_Exercise goal_. Take every line where the string "شرقی" appears and copy it.
=====
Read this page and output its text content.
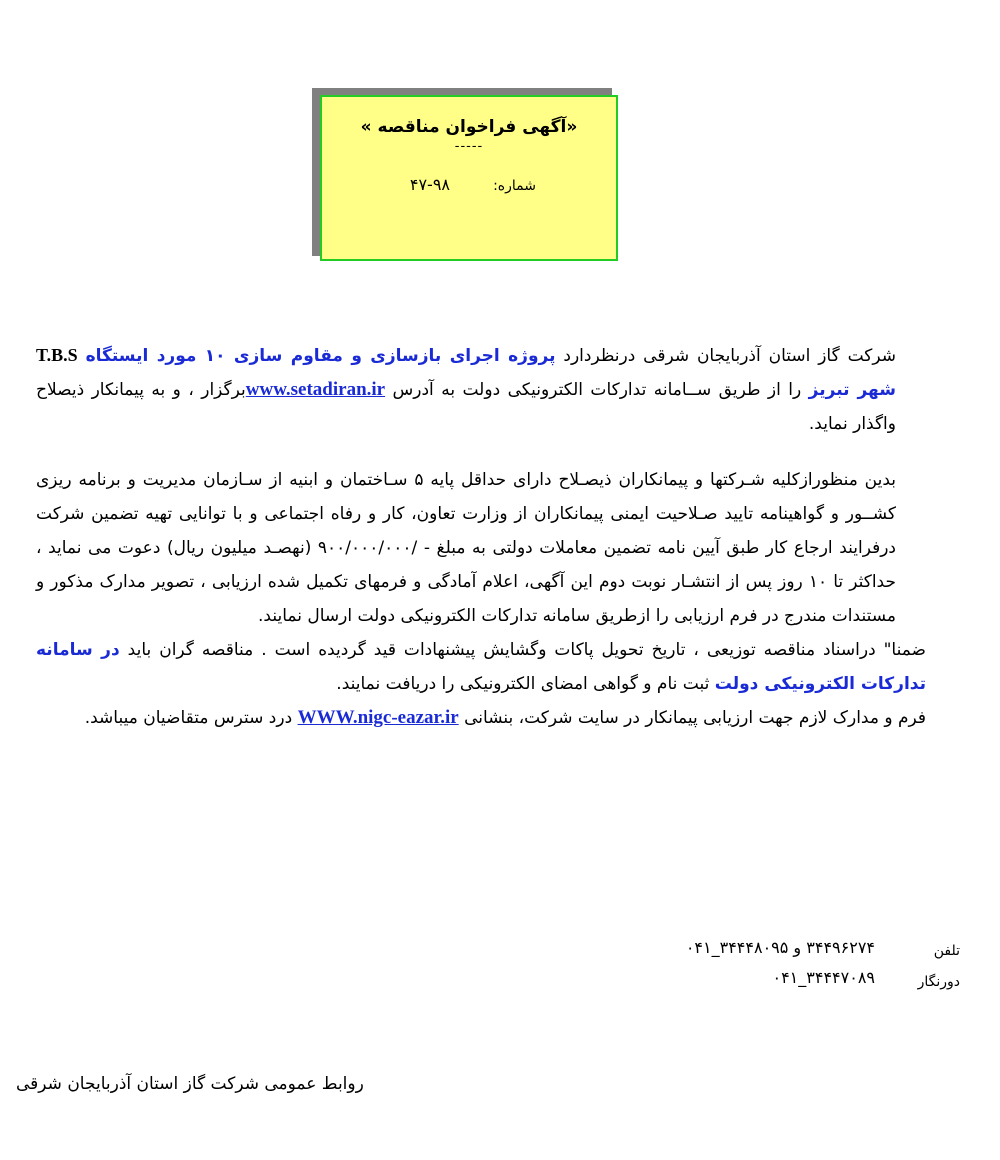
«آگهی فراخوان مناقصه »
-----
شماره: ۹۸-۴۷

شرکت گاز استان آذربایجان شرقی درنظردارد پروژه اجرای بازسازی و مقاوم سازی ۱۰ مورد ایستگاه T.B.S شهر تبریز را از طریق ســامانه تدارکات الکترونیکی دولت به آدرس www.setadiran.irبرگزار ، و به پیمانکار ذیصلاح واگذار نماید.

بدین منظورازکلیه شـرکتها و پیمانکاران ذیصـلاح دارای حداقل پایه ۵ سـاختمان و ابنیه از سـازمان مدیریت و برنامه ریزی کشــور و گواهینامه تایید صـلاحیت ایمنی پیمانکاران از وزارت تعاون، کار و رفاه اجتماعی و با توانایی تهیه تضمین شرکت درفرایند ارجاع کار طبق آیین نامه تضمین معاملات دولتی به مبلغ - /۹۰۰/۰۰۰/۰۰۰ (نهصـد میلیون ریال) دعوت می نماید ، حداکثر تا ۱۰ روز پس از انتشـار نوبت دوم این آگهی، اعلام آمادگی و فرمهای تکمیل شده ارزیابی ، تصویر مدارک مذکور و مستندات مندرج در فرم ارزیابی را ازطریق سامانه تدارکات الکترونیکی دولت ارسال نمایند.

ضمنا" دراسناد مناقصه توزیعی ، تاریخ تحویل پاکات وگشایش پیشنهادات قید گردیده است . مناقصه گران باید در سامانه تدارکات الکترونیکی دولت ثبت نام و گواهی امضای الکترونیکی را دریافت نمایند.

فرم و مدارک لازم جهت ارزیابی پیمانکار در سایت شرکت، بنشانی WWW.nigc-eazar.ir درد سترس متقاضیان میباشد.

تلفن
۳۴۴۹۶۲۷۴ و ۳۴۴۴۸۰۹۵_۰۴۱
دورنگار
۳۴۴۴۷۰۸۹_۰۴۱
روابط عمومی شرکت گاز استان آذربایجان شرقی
=====
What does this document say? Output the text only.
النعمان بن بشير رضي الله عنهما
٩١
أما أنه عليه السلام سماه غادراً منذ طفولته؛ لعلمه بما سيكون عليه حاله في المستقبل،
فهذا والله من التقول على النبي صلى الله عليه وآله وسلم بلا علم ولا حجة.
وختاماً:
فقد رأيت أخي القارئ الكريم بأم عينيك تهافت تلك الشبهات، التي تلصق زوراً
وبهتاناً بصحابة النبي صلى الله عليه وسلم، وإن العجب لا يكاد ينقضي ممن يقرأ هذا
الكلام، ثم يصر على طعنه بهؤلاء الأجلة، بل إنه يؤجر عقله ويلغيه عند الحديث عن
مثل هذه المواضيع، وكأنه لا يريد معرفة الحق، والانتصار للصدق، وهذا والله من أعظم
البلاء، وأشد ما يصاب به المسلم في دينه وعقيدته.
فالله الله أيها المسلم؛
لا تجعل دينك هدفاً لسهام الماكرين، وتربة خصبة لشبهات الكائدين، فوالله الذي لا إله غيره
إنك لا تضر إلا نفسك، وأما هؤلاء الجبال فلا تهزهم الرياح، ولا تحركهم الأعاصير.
=====
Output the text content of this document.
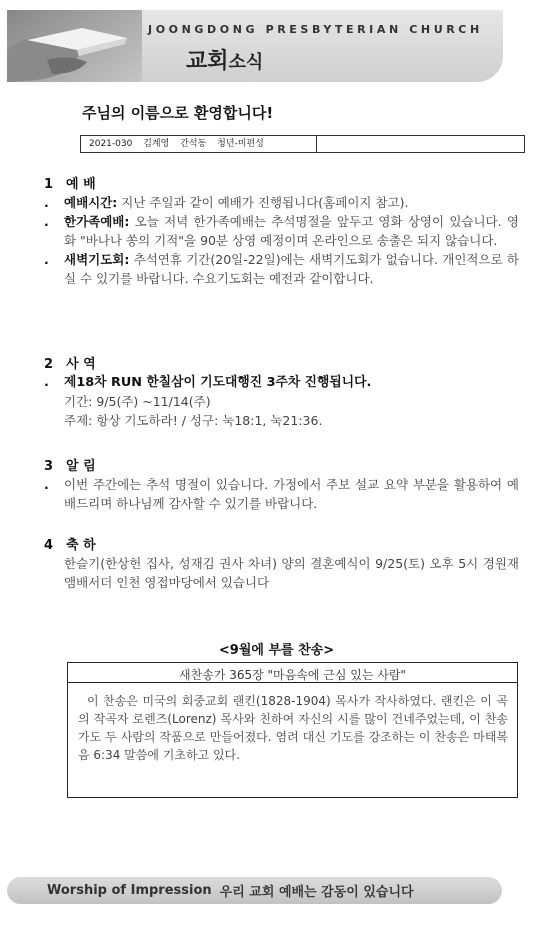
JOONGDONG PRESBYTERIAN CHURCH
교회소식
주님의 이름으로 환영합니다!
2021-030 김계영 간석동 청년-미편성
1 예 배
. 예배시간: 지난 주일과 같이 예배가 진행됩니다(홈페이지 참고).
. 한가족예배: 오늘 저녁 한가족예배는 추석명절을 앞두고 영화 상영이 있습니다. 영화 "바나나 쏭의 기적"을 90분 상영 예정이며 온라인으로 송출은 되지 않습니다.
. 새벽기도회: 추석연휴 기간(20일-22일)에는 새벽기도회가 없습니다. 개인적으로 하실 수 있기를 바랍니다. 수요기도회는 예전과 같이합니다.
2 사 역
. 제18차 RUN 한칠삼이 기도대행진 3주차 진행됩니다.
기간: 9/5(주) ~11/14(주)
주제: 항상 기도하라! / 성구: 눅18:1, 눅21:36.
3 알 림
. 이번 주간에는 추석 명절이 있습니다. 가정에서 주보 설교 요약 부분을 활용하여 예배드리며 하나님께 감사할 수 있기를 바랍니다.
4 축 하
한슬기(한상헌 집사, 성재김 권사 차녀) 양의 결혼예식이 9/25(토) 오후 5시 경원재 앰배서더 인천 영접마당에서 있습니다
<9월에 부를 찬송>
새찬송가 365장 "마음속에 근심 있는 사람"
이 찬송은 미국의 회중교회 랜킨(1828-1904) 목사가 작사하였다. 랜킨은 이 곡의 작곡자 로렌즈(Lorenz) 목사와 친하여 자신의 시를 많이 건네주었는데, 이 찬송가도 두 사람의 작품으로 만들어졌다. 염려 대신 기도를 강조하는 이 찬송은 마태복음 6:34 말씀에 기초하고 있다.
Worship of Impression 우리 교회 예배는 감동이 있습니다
=====
_Solution to this problem_.
شرکت گاز استان آذربایجان شرقی درنظردارد پروژه اجرای بازسازی و مقاوم سازی ۱۰ مورد ایستگاه T.B.S شهر تبریز را از طریق ســامانه تدارکات الکترونیکی دولت به آدرس www.setadiran.irبرگزار ، و به پیمانکار ذیصلاح واگذار نماید.
روابط عمومی شرکت گاز استان آذربایجان شرقی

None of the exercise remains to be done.